> _WHAT THE TASK REQUIRES_
Copy out the listing below without any changes, from the line with "cluster-green-region xyxy=(547,310,675,512)" up to and including the line with "List every element", and leave out every other line.

> _DATA FOR THIS EXERCISE_
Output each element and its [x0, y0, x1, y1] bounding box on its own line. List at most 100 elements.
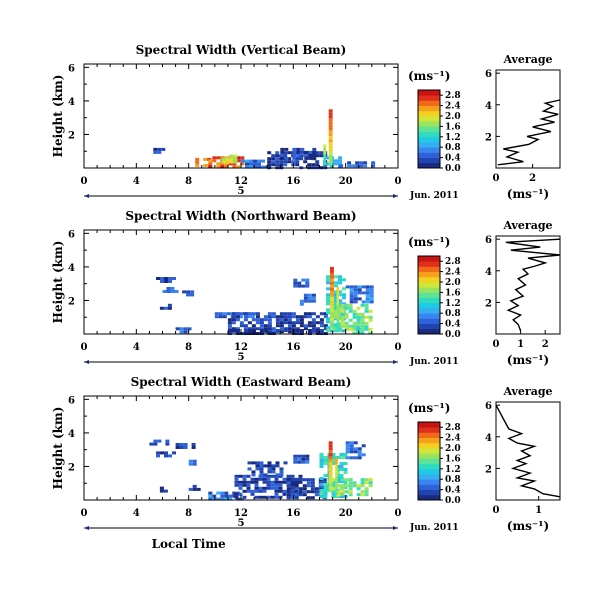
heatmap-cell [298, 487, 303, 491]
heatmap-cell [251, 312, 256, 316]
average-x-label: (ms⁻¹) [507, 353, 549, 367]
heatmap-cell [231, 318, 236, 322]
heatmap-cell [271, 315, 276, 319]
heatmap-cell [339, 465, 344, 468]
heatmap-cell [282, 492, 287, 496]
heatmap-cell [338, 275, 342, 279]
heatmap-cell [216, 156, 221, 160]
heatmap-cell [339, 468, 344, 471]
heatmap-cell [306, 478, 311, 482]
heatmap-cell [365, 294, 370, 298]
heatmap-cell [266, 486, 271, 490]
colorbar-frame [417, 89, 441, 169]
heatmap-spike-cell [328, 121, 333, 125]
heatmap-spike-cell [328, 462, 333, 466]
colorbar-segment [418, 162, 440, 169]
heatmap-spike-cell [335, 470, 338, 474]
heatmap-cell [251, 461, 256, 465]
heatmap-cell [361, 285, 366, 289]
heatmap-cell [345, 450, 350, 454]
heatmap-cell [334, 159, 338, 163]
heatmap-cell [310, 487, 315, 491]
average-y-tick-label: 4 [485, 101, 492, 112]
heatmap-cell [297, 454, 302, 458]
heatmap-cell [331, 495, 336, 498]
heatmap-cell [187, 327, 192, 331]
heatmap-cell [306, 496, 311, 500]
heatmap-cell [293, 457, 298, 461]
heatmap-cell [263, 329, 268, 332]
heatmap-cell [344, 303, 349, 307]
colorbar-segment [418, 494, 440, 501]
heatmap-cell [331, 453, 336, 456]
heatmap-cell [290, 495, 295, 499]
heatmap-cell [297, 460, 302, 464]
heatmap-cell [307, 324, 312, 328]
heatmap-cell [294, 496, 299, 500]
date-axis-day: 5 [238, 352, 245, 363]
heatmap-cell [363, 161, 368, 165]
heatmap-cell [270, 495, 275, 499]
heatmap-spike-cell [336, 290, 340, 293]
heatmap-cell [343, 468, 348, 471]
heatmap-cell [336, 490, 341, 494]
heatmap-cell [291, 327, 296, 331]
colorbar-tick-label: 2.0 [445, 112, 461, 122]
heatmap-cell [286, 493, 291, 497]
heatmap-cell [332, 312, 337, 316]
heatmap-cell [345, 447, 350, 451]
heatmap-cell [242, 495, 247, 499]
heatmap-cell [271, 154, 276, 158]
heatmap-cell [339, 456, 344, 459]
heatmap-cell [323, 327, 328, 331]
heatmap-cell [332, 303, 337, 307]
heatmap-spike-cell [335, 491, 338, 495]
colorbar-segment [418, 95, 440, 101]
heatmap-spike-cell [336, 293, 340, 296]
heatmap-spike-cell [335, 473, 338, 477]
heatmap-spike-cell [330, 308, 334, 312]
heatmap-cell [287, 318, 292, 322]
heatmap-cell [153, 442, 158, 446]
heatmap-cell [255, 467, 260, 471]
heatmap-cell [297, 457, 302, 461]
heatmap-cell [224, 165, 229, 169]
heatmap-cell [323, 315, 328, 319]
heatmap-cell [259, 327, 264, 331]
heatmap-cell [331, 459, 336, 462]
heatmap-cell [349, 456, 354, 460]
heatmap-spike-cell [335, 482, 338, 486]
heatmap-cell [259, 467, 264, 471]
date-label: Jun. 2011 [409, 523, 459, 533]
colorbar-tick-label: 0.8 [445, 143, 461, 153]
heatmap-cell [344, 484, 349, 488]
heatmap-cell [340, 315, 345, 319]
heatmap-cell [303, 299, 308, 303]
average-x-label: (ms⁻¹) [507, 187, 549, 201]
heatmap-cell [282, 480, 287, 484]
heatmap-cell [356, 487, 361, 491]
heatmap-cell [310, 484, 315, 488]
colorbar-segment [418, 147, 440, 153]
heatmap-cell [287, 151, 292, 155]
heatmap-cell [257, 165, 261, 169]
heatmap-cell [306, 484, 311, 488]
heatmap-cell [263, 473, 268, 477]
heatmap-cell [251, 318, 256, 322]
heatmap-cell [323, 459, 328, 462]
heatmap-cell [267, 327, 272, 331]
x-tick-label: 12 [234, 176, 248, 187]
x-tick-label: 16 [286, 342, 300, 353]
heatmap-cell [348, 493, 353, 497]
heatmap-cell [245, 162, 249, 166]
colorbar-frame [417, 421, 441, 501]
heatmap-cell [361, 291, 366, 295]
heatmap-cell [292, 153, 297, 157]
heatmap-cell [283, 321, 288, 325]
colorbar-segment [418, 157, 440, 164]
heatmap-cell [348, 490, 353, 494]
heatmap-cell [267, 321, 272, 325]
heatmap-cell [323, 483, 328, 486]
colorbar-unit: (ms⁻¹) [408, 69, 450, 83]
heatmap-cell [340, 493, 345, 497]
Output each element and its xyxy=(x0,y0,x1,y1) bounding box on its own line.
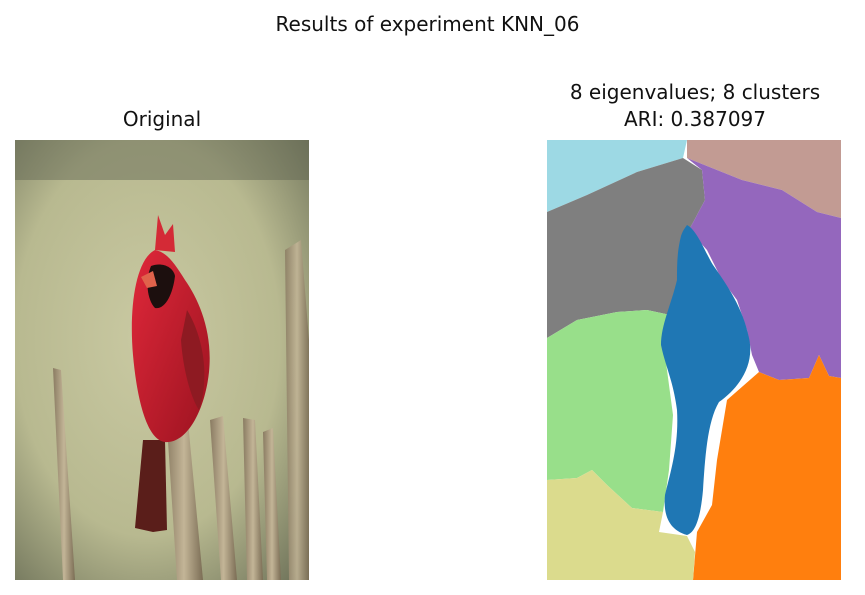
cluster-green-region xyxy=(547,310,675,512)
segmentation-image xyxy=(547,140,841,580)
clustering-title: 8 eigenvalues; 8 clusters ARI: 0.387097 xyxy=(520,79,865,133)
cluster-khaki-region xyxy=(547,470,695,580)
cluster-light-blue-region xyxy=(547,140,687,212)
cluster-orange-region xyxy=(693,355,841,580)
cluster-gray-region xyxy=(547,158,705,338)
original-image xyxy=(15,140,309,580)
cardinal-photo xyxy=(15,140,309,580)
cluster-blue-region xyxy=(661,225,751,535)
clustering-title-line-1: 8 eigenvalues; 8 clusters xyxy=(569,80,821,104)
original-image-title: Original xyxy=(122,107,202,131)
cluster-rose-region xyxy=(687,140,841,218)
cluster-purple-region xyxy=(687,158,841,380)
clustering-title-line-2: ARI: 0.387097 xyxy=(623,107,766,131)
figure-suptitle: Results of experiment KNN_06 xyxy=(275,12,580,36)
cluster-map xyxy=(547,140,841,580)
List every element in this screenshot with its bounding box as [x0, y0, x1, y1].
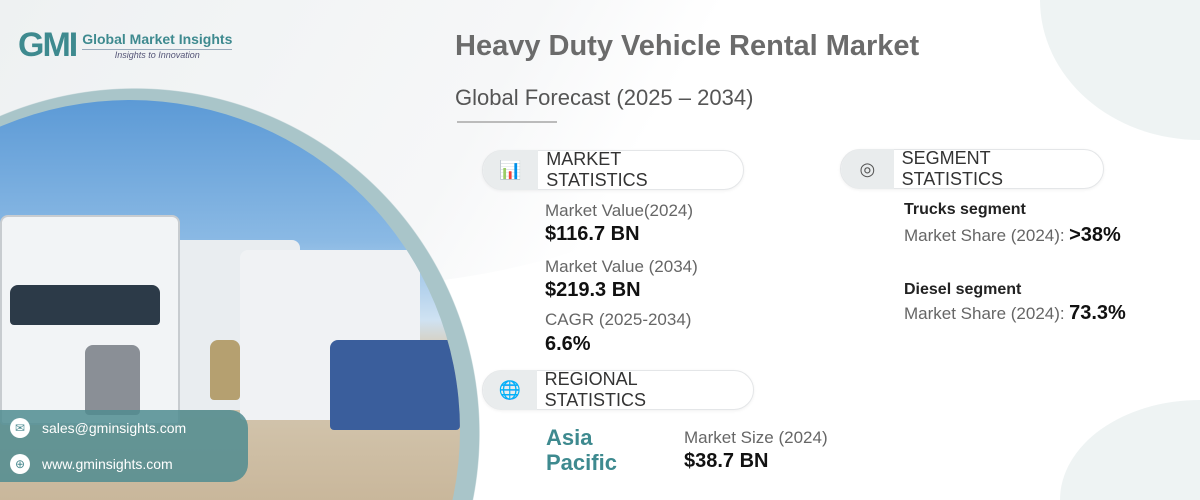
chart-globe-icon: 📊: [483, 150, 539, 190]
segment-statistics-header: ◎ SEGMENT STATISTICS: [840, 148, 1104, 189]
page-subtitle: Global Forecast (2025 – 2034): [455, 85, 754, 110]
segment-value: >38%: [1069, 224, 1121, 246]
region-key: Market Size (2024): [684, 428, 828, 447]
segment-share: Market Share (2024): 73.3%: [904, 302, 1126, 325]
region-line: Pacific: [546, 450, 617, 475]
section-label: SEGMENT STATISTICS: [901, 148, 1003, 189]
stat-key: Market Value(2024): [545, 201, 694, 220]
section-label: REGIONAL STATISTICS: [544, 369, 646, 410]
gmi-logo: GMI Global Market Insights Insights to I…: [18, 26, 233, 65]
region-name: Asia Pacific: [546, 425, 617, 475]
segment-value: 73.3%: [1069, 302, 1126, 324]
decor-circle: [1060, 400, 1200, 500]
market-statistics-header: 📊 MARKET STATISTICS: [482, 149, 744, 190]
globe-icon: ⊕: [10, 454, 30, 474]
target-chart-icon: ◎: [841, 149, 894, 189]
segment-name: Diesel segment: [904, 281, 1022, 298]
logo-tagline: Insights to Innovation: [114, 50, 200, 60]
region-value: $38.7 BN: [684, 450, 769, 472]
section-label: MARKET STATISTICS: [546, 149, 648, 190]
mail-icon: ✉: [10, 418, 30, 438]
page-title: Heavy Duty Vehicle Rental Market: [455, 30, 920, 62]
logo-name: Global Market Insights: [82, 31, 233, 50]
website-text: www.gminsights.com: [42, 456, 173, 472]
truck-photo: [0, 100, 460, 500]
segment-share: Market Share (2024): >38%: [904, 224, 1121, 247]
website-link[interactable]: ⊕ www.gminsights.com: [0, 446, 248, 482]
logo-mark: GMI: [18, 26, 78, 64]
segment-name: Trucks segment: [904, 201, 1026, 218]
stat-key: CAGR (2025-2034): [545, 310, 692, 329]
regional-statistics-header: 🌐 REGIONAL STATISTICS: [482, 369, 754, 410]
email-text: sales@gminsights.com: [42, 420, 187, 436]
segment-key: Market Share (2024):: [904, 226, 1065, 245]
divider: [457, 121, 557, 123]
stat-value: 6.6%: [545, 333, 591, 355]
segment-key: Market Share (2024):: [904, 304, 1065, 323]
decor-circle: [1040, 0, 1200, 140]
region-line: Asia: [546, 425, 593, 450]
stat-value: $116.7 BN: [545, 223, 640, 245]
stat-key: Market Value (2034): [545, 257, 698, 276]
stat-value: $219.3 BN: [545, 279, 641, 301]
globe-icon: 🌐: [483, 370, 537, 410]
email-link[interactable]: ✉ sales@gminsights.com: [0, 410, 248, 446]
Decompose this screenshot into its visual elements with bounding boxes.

> _ANSWER TO THE EXERCISE_
cluster-green-region xyxy=(547,310,675,512)
segmentation-image xyxy=(547,140,841,580)
clustering-title: 8 eigenvalues; 8 clusters ARI: 0.387097 xyxy=(520,79,865,133)
cluster-khaki-region xyxy=(547,470,695,580)
cluster-light-blue-region xyxy=(547,140,687,212)
cluster-orange-region xyxy=(693,355,841,580)
cluster-gray-region xyxy=(547,158,705,338)
original-image xyxy=(15,140,309,580)
cardinal-photo xyxy=(15,140,309,580)
cluster-blue-region xyxy=(661,225,751,535)
clustering-title-line-1: 8 eigenvalues; 8 clusters xyxy=(569,80,821,104)
original-image-title: Original xyxy=(122,107,202,131)
cluster-rose-region xyxy=(687,140,841,218)
cluster-purple-region xyxy=(687,158,841,380)
clustering-title-line-2: ARI: 0.387097 xyxy=(623,107,766,131)
figure-suptitle: Results of experiment KNN_06 xyxy=(275,12,580,36)
cluster-map xyxy=(547,140,841,580)
List every element in this screenshot with its bounding box as [x0, y0, x1, y1].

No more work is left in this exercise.